Excerpted data:

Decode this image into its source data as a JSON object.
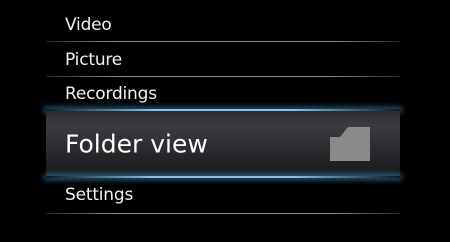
{
  "menu": {
    "items": [
      {
        "label": "Video"
      },
      {
        "label": "Picture"
      },
      {
        "label": "Recordings"
      },
      {
        "label": "Folder view",
        "selected": true,
        "icon": "folder-icon"
      },
      {
        "label": "Settings"
      }
    ]
  },
  "colors": {
    "background": "#000000",
    "highlight_glow": "#8ccdf5",
    "folder_icon": "#8a8a8a"
  }
}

Exercise directions: Count the lines of the material that include the word "label", then report only the total.

Final result: 5